[TRECHO DA PÁGINA]
>>
Câncer é hereditário?
O câncer é uma doença que gera muitas dúvidas, seja em pacientes, familiares ou na sociedade como um todo. Uma das principais, que pode até ser identificada como um mito, é se todo câncer é hereditário.
O primeiro ponto a ser esclarecido é a diferença entre doença genética e doença hereditária.
As doenças genéticas são aquelas originadas a partir de uma alteração no material genético (compostos orgânicos responsáveis por carregar informação biológica de cada indivíduo e possibilitar o funcionamento normal das células), seja porque a pessoa já nasceu com essa alteração (o que chamamos de doença congênita) ou porque essa alteração surgiu ao longo da vida por exposição à radiação, infecção, toxinas e outros fatores.
O câncer sempre é uma doença genética e que, na maioria das vezes, é somática, ou seja, a mutação genética está presente em apenas um grupo de células, o que origina o tumor.
Já as doenças hereditárias são aquelas em que existe uma herança que é transmitida através das gerações. Sendo assim elas podem aparecer em outras pessoas da família. E por esse motivo existem os casos de cânceres hereditários.
Câncer hereditário
As síndromes de câncer hereditário são doenças genéticas em que determinados tipos de câncer são mais prevalentes em pessoas de uma mesma família. Nesses casos, as alterações genéticas (o que origina todo tipo câncer) são passadas através das gerações, de pais para filhos.
A maioria tem padrão de herança autossômico dominante (onde a presença da alteração em apenas uma cópia do DNA é capaz de causar a doença), podendo ou não ter sido herdadas de seus pais, mas sempre as pessoas acometidas por essas síndromes tem uma chance de 50% de transmitir a alteração genética aos seus filhos em cada gestação, independente do sexo. A pessoa que carrega a alteração genética tem um risco elevado para desenvolver as neoplasias associadas à síndrome durante toda a vida.
Cerca de 5% a 10% dos tumores são hereditários e mesmo que as chances de desenvolver o câncer sejam muito maiores, essa não é uma relação de 100%.
Tipos mais frequentes
Alguns tipos chamam a atenção por estarem relacionados às formas hereditárias, como câncer de mama triplo negativo, câncer de mama em homens, câncer de ovário, câncer colorretal (com ausência da expressão das proteínas MSH2, MLH1, PMS2 e MSH6), câncer gástrico do tipo difuso e tumores adrenocorticais em crianças.
Ainda podemos citar grupos mais suscetíveis a alguns tumores, como por exemplo o aumento da prevalência do câncer de mama e ovário entre pessoas das comunidades judias Ashkenazi e a população do Sul e Sudeste do Brasil, onde existe mais casos da síndrome de Li-Fraumeni, que aumenta o risco para tumores de partes moles, ósseos, mama, glândulas adrenais e entre outros.
<<
[INSTRUÇÕES]
1. Para cada afirmação, diga se ela concorda com o texto sobre câncer hereditário. Responda sim ou não e cite literalmente as palavras do texto que decidem. (a) Cerca de 5% a 10% dos tumores são hereditários. (b) Na maioria das vezes, o câncer é uma doença hereditária. (c) A chance de transmitir a alteração genética aos filhos depende do sexo.
2. Copie do texto sobre câncer hereditário, sem nenhuma alteração, o trecho que começa em "As doenças genéticas" e segue até "origina o tumor.".
As linhas a seguir formam um material independente do texto.

[DADOS FORNECIDOS]
>>
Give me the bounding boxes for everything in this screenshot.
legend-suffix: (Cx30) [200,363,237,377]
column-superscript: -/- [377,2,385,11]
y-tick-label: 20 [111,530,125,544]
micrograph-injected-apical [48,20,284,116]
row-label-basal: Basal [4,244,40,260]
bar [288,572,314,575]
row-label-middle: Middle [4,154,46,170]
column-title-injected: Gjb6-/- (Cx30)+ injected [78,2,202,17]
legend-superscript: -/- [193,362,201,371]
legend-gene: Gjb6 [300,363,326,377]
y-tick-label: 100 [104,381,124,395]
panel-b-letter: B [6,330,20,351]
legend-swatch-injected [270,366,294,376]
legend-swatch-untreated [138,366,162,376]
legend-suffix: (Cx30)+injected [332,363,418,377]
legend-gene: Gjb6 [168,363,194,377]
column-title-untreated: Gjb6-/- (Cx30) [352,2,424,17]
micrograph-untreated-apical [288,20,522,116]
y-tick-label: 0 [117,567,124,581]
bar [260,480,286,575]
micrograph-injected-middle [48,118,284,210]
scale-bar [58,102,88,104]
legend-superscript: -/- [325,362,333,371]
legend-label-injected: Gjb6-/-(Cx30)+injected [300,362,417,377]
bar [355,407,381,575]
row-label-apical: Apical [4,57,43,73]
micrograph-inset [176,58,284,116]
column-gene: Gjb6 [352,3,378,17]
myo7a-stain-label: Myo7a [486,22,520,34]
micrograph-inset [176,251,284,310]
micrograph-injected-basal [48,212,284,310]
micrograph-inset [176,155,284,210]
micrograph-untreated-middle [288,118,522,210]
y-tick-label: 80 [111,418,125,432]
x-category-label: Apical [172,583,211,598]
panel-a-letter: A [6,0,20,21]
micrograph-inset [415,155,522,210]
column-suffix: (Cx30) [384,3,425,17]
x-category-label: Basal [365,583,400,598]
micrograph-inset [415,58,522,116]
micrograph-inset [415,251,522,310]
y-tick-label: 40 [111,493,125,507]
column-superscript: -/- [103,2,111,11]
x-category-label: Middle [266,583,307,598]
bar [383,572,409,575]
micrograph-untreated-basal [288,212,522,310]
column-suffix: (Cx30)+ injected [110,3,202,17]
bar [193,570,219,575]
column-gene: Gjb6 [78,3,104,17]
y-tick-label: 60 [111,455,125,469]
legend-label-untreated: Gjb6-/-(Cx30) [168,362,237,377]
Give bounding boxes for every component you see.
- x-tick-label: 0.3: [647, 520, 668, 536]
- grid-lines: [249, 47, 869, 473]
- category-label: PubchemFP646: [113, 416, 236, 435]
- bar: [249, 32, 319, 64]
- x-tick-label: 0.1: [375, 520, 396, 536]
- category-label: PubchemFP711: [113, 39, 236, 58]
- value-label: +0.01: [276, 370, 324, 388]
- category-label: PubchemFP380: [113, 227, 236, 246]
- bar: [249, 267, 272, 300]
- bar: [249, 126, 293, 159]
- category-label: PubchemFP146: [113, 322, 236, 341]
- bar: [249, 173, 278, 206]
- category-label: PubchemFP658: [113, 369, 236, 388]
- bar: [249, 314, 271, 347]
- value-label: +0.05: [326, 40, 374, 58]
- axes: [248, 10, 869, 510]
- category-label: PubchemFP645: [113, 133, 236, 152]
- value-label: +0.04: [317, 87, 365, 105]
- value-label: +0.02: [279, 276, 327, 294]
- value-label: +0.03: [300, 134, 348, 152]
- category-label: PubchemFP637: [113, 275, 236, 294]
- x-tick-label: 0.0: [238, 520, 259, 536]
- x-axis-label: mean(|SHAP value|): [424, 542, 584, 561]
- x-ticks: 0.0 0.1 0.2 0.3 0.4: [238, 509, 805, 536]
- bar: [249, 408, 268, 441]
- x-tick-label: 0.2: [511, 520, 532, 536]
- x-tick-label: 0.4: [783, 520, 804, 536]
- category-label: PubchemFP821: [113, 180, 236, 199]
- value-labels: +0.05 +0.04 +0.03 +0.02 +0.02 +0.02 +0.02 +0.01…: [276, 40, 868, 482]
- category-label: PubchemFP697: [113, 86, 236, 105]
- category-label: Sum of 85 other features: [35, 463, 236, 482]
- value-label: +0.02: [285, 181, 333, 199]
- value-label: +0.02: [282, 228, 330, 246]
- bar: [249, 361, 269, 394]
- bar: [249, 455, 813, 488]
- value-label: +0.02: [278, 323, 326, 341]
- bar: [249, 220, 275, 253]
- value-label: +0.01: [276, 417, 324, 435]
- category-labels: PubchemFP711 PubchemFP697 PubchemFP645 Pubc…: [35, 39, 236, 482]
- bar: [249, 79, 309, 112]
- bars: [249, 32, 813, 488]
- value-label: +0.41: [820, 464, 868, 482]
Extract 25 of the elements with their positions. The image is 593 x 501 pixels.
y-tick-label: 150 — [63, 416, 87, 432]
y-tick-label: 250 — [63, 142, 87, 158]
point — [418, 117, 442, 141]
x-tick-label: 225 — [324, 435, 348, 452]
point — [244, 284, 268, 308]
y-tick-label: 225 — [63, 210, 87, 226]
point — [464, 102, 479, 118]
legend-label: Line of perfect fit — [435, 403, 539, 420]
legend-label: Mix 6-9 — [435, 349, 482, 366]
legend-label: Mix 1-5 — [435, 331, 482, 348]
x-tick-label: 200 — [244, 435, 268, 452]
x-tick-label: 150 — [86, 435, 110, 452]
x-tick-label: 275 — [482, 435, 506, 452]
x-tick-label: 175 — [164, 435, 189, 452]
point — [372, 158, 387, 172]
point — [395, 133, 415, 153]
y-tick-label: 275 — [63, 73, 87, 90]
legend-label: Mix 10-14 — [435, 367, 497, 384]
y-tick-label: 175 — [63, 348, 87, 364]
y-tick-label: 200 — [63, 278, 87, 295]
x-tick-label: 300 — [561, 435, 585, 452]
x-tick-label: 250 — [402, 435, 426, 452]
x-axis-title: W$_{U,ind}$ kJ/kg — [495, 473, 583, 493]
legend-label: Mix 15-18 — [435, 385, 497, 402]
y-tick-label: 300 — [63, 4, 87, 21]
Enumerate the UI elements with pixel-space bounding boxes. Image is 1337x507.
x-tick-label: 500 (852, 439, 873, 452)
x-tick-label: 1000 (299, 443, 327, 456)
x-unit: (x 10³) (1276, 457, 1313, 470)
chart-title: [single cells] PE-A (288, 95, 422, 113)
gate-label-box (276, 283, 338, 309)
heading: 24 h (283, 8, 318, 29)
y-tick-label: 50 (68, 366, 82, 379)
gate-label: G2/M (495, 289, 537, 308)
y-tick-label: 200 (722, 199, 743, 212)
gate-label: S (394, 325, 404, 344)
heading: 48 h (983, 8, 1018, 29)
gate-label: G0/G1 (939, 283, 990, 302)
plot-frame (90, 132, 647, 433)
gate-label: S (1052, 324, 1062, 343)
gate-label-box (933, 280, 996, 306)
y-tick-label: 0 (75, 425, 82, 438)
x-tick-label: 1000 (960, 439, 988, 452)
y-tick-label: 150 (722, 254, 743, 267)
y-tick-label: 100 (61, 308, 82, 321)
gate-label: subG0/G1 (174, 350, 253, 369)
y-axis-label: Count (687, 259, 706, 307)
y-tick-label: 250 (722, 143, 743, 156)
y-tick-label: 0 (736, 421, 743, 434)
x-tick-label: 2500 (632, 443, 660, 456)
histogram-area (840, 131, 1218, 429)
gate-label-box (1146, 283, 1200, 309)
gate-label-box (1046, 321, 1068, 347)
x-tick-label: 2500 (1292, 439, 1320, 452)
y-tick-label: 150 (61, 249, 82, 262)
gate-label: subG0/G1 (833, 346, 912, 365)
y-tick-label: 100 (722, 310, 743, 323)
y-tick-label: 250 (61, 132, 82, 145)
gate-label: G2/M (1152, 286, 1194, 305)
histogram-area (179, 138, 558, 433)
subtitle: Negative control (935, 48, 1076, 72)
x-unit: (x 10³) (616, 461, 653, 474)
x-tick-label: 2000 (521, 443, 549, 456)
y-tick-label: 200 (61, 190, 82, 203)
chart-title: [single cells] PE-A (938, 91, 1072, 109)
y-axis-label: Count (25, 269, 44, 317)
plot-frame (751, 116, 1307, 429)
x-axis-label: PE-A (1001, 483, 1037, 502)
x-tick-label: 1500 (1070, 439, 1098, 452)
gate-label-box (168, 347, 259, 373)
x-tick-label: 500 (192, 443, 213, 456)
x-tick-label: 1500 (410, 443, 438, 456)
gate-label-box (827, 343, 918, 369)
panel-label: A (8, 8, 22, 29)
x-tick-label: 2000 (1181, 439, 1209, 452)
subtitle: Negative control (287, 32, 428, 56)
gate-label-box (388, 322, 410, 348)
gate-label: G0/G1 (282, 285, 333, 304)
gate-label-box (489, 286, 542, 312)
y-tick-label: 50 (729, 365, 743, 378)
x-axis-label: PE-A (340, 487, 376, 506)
<<
[RESPOSTAS]
1.
(a) Sim: "Cerca de 5% a 10% dos tumores são hereditários"
(b) Não: "na maioria das vezes, é somática"
(c) Não: "independente do sexo"

2.
As doenças genéticas são aquelas originadas a partir de uma alteração no material genético (compostos orgânicos responsáveis por carregar informação biológica de cada indivíduo e possibilitar o funcionamento normal das células), seja porque a pessoa já nasceu com essa alteração (o que chamamos de doença congênita) ou porque essa alteração surgiu ao longo da vida por exposição à radiação, infecção, toxinas e outros fatores.
O câncer sempre é uma doença genética e que, na maioria das vezes, é somática, ou seja, a mutação genética está presente em apenas um grupo de células, o que origina o tumor.